**Given problem**. Give the number of lines holding the string "Panel" and nothing more.

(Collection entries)

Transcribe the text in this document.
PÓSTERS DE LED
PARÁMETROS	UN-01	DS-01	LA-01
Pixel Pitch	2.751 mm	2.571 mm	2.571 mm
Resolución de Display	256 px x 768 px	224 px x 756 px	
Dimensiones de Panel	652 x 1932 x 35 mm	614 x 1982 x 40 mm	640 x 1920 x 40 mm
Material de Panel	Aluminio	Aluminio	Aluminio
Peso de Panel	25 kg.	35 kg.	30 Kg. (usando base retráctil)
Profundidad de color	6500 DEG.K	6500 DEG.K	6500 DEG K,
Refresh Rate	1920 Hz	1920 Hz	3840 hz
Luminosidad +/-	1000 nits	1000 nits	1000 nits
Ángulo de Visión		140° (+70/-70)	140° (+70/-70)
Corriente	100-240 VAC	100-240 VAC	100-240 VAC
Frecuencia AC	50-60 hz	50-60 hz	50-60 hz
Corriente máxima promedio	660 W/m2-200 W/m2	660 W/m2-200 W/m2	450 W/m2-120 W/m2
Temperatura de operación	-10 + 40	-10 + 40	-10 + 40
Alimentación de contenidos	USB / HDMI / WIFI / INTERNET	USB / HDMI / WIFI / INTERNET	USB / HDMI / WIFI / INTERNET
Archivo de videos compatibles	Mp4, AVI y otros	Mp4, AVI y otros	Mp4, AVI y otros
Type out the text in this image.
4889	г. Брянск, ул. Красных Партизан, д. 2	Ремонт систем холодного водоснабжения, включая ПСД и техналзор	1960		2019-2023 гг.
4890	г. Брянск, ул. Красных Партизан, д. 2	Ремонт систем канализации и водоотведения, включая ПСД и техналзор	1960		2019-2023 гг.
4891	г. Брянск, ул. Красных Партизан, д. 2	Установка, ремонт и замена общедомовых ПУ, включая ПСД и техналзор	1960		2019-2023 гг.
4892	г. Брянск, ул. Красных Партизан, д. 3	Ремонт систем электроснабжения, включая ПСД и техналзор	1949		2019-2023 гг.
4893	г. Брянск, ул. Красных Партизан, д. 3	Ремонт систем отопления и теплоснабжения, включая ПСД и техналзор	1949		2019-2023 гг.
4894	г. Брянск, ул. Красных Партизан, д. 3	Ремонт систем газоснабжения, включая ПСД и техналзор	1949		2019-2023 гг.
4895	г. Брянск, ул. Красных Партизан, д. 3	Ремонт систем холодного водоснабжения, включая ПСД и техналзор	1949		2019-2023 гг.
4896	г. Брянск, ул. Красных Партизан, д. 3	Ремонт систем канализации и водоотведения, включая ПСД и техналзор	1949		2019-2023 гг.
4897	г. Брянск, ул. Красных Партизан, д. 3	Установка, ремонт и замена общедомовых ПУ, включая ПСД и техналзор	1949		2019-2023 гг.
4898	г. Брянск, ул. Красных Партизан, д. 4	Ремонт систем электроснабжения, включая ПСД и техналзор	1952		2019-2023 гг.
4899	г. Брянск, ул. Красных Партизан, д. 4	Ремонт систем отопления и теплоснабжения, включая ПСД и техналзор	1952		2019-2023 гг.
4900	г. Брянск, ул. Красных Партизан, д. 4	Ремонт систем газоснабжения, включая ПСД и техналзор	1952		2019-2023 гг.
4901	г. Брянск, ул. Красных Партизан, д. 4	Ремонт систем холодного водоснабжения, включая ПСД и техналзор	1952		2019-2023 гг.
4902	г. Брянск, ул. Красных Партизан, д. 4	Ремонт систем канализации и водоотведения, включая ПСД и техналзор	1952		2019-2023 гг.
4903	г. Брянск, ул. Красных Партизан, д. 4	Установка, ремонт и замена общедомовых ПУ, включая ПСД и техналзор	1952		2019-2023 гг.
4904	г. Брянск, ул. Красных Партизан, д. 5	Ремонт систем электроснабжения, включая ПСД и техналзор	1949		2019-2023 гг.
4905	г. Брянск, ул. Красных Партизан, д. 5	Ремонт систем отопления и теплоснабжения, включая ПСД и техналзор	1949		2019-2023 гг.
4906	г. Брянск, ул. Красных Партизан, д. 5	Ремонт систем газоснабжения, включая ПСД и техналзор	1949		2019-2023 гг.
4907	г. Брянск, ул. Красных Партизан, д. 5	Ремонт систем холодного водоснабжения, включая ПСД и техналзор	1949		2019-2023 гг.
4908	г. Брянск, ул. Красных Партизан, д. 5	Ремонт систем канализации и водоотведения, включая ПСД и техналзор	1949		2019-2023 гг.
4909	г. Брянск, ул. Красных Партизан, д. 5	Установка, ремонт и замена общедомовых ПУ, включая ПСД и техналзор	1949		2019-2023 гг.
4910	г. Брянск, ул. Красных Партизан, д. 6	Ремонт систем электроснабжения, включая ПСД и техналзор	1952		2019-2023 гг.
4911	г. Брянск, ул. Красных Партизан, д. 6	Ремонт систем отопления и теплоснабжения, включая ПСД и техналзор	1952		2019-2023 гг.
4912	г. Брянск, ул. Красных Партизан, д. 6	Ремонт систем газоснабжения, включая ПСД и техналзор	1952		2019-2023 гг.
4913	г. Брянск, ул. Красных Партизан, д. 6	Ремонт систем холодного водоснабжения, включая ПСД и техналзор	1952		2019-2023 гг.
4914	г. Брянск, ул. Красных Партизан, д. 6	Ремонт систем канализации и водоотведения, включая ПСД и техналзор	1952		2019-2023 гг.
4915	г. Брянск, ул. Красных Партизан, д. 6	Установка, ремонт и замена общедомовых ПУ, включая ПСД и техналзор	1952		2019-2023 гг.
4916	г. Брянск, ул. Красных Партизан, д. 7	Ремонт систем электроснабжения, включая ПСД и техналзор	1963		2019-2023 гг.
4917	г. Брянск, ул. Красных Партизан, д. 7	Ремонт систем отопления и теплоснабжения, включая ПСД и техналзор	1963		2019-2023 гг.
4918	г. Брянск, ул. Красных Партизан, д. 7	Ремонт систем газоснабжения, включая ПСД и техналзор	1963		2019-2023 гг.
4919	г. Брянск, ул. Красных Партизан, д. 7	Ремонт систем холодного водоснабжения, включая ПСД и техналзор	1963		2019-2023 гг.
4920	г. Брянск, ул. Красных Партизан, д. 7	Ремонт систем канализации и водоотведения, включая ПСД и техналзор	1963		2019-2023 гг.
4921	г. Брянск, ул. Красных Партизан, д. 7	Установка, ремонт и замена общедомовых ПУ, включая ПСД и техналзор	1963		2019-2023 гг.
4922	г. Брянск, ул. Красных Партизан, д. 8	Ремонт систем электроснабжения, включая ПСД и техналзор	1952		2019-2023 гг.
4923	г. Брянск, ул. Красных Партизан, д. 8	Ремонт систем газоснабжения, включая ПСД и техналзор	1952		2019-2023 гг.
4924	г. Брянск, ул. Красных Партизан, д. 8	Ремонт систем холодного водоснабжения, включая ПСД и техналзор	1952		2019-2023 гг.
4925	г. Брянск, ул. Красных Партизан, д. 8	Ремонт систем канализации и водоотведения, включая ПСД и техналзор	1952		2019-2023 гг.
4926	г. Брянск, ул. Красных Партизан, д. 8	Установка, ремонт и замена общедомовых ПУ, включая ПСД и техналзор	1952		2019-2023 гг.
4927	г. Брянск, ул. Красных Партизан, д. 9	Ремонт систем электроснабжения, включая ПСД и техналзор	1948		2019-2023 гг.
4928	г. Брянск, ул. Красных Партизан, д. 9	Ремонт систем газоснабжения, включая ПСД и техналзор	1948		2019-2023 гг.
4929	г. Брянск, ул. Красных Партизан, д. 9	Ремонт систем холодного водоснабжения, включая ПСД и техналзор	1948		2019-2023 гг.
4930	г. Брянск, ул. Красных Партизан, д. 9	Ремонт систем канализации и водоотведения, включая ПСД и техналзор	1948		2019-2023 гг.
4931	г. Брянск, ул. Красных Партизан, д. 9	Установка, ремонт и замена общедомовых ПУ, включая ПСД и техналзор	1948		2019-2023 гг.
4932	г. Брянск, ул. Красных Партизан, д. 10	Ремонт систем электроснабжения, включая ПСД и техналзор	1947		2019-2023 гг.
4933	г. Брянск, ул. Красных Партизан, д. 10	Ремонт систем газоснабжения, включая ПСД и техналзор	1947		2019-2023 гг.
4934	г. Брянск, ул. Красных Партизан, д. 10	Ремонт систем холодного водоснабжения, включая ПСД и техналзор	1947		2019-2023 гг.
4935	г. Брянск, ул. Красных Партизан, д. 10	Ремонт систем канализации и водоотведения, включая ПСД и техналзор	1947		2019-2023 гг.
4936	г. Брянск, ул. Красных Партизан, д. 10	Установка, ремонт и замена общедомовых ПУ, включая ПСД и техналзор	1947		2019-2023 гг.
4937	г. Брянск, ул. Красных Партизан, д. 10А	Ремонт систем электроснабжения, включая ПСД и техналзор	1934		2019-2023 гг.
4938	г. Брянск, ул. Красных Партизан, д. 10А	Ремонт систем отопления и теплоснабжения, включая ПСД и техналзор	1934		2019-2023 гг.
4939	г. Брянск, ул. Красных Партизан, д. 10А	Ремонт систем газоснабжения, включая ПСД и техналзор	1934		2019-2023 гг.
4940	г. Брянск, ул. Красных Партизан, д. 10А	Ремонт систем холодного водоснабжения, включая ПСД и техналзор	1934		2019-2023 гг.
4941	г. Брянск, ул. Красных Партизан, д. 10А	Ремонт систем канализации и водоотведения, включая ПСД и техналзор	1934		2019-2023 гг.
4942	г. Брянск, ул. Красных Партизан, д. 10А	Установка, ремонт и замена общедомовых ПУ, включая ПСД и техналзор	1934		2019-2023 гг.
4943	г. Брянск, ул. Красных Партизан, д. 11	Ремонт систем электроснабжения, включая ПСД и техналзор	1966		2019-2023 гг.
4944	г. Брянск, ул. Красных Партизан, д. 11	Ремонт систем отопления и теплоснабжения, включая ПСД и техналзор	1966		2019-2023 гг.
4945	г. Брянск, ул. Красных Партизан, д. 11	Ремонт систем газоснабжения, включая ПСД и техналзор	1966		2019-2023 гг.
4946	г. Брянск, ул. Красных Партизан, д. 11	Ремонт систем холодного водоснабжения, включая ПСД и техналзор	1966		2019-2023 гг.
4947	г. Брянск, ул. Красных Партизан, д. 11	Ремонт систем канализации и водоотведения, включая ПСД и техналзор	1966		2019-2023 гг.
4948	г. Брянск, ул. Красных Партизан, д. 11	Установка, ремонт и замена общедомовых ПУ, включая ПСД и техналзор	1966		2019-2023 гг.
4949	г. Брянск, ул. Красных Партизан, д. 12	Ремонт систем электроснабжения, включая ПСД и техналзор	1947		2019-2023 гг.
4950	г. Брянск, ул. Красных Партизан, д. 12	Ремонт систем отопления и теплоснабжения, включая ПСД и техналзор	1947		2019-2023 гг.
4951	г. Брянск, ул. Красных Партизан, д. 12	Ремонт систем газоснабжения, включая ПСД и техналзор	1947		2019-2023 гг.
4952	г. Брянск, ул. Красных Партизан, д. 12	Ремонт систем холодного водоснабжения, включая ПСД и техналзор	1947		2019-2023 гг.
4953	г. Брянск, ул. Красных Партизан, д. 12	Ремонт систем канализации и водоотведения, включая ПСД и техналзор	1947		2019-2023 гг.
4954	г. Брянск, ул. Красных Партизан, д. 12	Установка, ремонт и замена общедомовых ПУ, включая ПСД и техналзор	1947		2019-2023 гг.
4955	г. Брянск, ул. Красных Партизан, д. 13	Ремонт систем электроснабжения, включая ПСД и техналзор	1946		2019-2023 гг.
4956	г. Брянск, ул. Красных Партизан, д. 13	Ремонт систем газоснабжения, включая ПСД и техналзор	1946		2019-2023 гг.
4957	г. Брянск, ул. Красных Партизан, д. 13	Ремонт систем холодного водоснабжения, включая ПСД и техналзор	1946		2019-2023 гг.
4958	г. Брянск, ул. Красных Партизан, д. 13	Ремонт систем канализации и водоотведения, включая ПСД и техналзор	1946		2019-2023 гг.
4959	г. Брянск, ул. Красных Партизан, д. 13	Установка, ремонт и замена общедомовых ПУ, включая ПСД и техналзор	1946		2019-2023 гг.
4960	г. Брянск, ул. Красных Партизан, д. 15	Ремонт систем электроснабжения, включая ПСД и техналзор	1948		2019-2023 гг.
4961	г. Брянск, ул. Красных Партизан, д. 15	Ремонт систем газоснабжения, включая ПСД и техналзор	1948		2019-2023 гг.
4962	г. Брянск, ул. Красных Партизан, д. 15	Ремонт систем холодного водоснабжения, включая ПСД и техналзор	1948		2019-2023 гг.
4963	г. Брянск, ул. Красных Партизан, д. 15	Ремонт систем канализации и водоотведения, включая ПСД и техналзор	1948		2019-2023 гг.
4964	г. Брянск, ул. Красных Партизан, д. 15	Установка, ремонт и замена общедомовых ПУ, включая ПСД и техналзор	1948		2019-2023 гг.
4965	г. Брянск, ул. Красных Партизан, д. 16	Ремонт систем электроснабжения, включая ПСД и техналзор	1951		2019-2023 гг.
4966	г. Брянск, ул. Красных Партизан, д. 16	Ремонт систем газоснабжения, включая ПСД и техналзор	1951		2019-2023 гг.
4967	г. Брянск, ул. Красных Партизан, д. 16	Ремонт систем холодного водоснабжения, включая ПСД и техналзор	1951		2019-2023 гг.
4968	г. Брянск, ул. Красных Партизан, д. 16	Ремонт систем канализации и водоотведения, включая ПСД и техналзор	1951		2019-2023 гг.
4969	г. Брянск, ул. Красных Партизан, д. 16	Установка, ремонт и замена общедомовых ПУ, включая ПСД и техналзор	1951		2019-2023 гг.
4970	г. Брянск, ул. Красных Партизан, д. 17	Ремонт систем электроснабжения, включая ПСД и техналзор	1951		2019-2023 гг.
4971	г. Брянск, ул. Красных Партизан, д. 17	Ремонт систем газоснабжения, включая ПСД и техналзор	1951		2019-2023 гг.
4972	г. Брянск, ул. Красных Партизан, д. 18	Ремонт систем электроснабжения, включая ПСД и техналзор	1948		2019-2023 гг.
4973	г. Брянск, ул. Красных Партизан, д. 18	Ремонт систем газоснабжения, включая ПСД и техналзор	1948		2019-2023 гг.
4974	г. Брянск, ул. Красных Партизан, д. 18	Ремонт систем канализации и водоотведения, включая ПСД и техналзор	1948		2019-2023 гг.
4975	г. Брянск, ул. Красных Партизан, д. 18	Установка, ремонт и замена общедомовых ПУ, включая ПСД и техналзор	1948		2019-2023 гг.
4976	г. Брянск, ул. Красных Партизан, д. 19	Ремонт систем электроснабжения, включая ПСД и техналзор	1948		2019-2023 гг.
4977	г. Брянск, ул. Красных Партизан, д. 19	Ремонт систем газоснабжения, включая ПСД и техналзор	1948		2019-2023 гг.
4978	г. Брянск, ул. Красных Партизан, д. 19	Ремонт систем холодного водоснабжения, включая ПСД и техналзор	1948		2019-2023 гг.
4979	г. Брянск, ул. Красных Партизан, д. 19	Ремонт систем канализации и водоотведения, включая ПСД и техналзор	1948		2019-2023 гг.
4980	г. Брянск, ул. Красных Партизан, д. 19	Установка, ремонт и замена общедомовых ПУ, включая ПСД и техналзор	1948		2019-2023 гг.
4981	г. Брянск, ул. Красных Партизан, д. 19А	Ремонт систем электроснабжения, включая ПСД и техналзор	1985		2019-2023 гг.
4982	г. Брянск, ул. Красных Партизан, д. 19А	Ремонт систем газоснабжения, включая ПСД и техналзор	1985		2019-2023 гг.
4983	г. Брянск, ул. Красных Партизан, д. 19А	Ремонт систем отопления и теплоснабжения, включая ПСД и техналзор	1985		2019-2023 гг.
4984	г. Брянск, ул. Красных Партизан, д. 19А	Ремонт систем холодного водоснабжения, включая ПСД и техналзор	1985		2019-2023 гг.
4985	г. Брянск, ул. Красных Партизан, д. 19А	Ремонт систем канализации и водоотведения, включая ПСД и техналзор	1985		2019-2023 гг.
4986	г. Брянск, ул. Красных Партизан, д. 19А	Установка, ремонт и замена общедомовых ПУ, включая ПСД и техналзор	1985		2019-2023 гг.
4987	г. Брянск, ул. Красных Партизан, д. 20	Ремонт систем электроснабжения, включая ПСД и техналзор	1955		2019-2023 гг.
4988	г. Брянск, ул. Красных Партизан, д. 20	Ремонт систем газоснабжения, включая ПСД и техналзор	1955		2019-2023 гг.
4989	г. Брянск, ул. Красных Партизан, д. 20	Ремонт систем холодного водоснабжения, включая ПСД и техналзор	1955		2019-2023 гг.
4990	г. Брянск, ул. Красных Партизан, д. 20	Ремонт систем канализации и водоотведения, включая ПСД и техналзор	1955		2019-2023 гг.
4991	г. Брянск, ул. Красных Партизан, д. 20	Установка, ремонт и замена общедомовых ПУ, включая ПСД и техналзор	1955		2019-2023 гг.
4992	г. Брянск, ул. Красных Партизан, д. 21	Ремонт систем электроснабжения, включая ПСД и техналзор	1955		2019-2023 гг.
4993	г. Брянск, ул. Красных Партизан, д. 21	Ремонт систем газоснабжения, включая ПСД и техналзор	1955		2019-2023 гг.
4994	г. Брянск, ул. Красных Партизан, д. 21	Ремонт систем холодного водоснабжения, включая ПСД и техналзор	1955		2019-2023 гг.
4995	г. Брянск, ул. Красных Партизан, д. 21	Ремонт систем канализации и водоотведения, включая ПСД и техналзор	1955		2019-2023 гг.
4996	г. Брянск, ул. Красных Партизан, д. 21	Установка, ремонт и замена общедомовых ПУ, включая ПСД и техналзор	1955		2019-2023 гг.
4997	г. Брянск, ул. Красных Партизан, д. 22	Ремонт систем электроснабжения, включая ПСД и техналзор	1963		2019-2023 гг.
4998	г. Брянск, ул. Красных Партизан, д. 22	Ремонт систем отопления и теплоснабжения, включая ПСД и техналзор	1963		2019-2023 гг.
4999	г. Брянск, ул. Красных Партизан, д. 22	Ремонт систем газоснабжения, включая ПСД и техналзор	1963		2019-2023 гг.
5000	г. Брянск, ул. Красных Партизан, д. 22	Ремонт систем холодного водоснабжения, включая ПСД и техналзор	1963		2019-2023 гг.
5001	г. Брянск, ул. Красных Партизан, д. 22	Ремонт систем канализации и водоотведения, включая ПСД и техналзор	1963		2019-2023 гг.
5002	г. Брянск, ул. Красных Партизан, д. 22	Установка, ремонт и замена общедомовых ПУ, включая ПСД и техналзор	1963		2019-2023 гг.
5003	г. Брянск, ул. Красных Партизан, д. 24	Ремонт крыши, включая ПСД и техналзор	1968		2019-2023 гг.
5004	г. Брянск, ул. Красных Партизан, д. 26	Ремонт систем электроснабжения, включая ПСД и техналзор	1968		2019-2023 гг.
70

**The completed task**. 3